Copy out all the lines exactly. Omit pictures.

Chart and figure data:
***
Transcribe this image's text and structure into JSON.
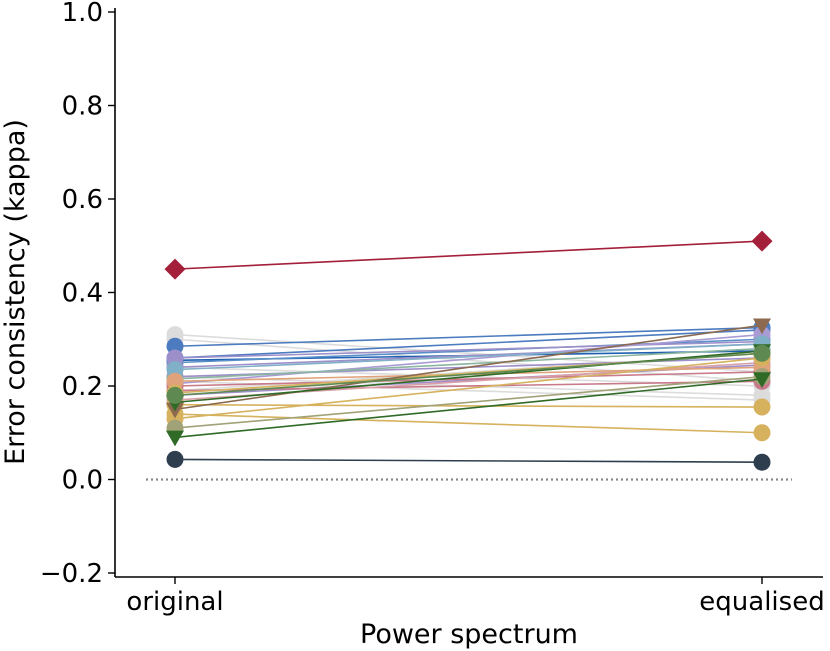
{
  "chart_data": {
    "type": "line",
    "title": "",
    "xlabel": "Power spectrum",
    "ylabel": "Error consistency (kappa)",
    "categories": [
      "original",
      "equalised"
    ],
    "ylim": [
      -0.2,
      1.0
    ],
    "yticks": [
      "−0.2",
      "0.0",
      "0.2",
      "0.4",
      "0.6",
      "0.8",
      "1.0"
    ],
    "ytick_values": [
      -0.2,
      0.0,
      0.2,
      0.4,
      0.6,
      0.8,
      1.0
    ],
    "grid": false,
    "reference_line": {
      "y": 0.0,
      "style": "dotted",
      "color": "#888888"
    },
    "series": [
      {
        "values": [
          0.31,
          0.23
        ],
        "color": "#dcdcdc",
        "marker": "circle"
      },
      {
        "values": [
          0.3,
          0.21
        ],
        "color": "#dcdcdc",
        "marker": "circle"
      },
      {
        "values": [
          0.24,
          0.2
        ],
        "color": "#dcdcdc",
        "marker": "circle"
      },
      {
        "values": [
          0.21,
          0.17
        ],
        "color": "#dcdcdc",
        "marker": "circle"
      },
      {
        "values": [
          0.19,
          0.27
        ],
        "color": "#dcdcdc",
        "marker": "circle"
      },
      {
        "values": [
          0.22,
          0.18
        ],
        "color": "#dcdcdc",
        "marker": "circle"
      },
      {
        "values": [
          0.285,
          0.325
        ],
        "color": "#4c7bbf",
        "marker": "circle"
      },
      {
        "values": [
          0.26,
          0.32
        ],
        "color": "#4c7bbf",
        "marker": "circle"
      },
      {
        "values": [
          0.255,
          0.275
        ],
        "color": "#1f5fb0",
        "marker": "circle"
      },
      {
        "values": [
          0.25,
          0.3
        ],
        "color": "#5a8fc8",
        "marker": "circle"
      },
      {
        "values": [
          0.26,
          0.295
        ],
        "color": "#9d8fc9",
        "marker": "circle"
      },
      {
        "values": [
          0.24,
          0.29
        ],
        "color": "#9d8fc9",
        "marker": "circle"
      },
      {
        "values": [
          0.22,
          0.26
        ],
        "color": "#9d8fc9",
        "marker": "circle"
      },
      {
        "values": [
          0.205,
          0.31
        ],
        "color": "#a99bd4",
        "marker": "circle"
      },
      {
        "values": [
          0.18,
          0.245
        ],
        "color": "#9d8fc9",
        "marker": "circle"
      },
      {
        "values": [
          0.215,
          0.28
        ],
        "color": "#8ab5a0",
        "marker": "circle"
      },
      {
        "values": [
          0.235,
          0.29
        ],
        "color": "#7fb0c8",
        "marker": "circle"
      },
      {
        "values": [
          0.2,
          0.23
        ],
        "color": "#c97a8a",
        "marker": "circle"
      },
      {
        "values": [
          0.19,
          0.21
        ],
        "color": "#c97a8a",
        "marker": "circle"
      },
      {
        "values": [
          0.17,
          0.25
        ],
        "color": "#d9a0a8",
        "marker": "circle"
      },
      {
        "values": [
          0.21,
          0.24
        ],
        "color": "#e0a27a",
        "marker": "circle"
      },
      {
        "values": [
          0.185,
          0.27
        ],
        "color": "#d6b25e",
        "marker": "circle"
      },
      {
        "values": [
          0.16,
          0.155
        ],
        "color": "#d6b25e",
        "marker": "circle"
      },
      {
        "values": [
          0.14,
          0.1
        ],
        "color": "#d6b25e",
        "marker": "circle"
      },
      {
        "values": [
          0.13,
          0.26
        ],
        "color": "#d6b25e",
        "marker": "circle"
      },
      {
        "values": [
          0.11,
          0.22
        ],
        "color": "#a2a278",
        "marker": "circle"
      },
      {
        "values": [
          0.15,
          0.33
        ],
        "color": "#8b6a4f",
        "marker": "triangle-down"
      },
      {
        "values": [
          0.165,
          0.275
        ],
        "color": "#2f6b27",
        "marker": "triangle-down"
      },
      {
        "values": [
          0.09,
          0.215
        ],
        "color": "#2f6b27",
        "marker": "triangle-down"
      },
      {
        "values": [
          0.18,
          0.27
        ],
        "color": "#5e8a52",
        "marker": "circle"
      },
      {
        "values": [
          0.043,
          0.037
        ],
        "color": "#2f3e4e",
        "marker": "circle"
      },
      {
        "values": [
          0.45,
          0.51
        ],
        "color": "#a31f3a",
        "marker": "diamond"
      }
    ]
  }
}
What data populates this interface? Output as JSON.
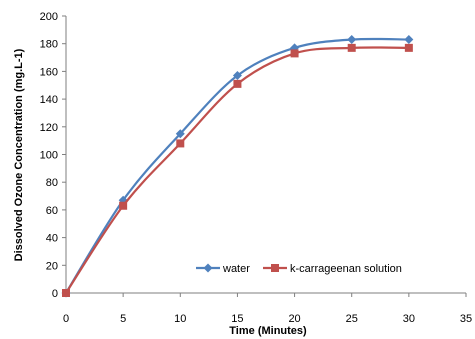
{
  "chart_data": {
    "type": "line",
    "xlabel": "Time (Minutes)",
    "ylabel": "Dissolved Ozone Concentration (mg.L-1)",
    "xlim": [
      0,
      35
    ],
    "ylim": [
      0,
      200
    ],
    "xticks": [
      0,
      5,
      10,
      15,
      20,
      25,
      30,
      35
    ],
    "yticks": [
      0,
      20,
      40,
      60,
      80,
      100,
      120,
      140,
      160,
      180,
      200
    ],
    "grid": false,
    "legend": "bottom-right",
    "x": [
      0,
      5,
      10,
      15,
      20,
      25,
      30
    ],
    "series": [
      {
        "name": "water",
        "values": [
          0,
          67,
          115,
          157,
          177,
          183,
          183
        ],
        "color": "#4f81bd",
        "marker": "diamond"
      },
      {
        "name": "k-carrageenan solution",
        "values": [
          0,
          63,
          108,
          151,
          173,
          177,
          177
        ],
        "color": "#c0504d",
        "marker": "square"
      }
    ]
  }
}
***
### Answer to the task
Transcribe this image's text and structure into JSON.
{
  "chart_data": {
    "type": "line",
    "title": "",
    "xlabel": "Power spectrum",
    "ylabel": "Error consistency (kappa)",
    "categories": [
      "original",
      "equalised"
    ],
    "ylim": [
      -0.2,
      1.0
    ],
    "yticks": [
      "−0.2",
      "0.0",
      "0.2",
      "0.4",
      "0.6",
      "0.8",
      "1.0"
    ],
    "ytick_values": [
      -0.2,
      0.0,
      0.2,
      0.4,
      0.6,
      0.8,
      1.0
    ],
    "grid": false,
    "reference_line": {
      "y": 0.0,
      "style": "dotted",
      "color": "#888888"
    },
    "series": [
      {
        "values": [
          0.31,
          0.23
        ],
        "color": "#dcdcdc",
        "marker": "circle"
      },
      {
        "values": [
          0.3,
          0.21
        ],
        "color": "#dcdcdc",
        "marker": "circle"
      },
      {
        "values": [
          0.24,
          0.2
        ],
        "color": "#dcdcdc",
        "marker": "circle"
      },
      {
        "values": [
          0.21,
          0.17
        ],
        "color": "#dcdcdc",
        "marker": "circle"
      },
      {
        "values": [
          0.19,
          0.27
        ],
        "color": "#dcdcdc",
        "marker": "circle"
      },
      {
        "values": [
          0.22,
          0.18
        ],
        "color": "#dcdcdc",
        "marker": "circle"
      },
      {
        "values": [
          0.285,
          0.325
        ],
        "color": "#4c7bbf",
        "marker": "circle"
      },
      {
        "values": [
          0.26,
          0.32
        ],
        "color": "#4c7bbf",
        "marker": "circle"
      },
      {
        "values": [
          0.255,
          0.275
        ],
        "color": "#1f5fb0",
        "marker": "circle"
      },
      {
        "values": [
          0.25,
          0.3
        ],
        "color": "#5a8fc8",
        "marker": "circle"
      },
      {
        "values": [
          0.26,
          0.295
        ],
        "color": "#9d8fc9",
        "marker": "circle"
      },
      {
        "values": [
          0.24,
          0.29
        ],
        "color": "#9d8fc9",
        "marker": "circle"
      },
      {
        "values": [
          0.22,
          0.26
        ],
        "color": "#9d8fc9",
        "marker": "circle"
      },
      {
        "values": [
          0.205,
          0.31
        ],
        "color": "#a99bd4",
        "marker": "circle"
      },
      {
        "values": [
          0.18,
          0.245
        ],
        "color": "#9d8fc9",
        "marker": "circle"
      },
      {
        "values": [
          0.215,
          0.28
        ],
        "color": "#8ab5a0",
        "marker": "circle"
      },
      {
        "values": [
          0.235,
          0.29
        ],
        "color": "#7fb0c8",
        "marker": "circle"
      },
      {
        "values": [
          0.2,
          0.23
        ],
        "color": "#c97a8a",
        "marker": "circle"
      },
      {
        "values": [
          0.19,
          0.21
        ],
        "color": "#c97a8a",
        "marker": "circle"
      },
      {
        "values": [
          0.17,
          0.25
        ],
        "color": "#d9a0a8",
        "marker": "circle"
      },
      {
        "values": [
          0.21,
          0.24
        ],
        "color": "#e0a27a",
        "marker": "circle"
      },
      {
        "values": [
          0.185,
          0.27
        ],
        "color": "#d6b25e",
        "marker": "circle"
      },
      {
        "values": [
          0.16,
          0.155
        ],
        "color": "#d6b25e",
        "marker": "circle"
      },
      {
        "values": [
          0.14,
          0.1
        ],
        "color": "#d6b25e",
        "marker": "circle"
      },
      {
        "values": [
          0.13,
          0.26
        ],
        "color": "#d6b25e",
        "marker": "circle"
      },
      {
        "values": [
          0.11,
          0.22
        ],
        "color": "#a2a278",
        "marker": "circle"
      },
      {
        "values": [
          0.15,
          0.33
        ],
        "color": "#8b6a4f",
        "marker": "triangle-down"
      },
      {
        "values": [
          0.165,
          0.275
        ],
        "color": "#2f6b27",
        "marker": "triangle-down"
      },
      {
        "values": [
          0.09,
          0.215
        ],
        "color": "#2f6b27",
        "marker": "triangle-down"
      },
      {
        "values": [
          0.18,
          0.27
        ],
        "color": "#5e8a52",
        "marker": "circle"
      },
      {
        "values": [
          0.043,
          0.037
        ],
        "color": "#2f3e4e",
        "marker": "circle"
      },
      {
        "values": [
          0.45,
          0.51
        ],
        "color": "#a31f3a",
        "marker": "diamond"
      }
    ]
  }
}
What data populates this interface? Output as JSON.
{
  "chart_data": {
    "type": "line",
    "xlabel": "Time (Minutes)",
    "ylabel": "Dissolved Ozone Concentration (mg.L-1)",
    "xlim": [
      0,
      35
    ],
    "ylim": [
      0,
      200
    ],
    "xticks": [
      0,
      5,
      10,
      15,
      20,
      25,
      30,
      35
    ],
    "yticks": [
      0,
      20,
      40,
      60,
      80,
      100,
      120,
      140,
      160,
      180,
      200
    ],
    "grid": false,
    "legend": "bottom-right",
    "x": [
      0,
      5,
      10,
      15,
      20,
      25,
      30
    ],
    "series": [
      {
        "name": "water",
        "values": [
          0,
          67,
          115,
          157,
          177,
          183,
          183
        ],
        "color": "#4f81bd",
        "marker": "diamond"
      },
      {
        "name": "k-carrageenan solution",
        "values": [
          0,
          63,
          108,
          151,
          173,
          177,
          177
        ],
        "color": "#c0504d",
        "marker": "square"
      }
    ]
  }
}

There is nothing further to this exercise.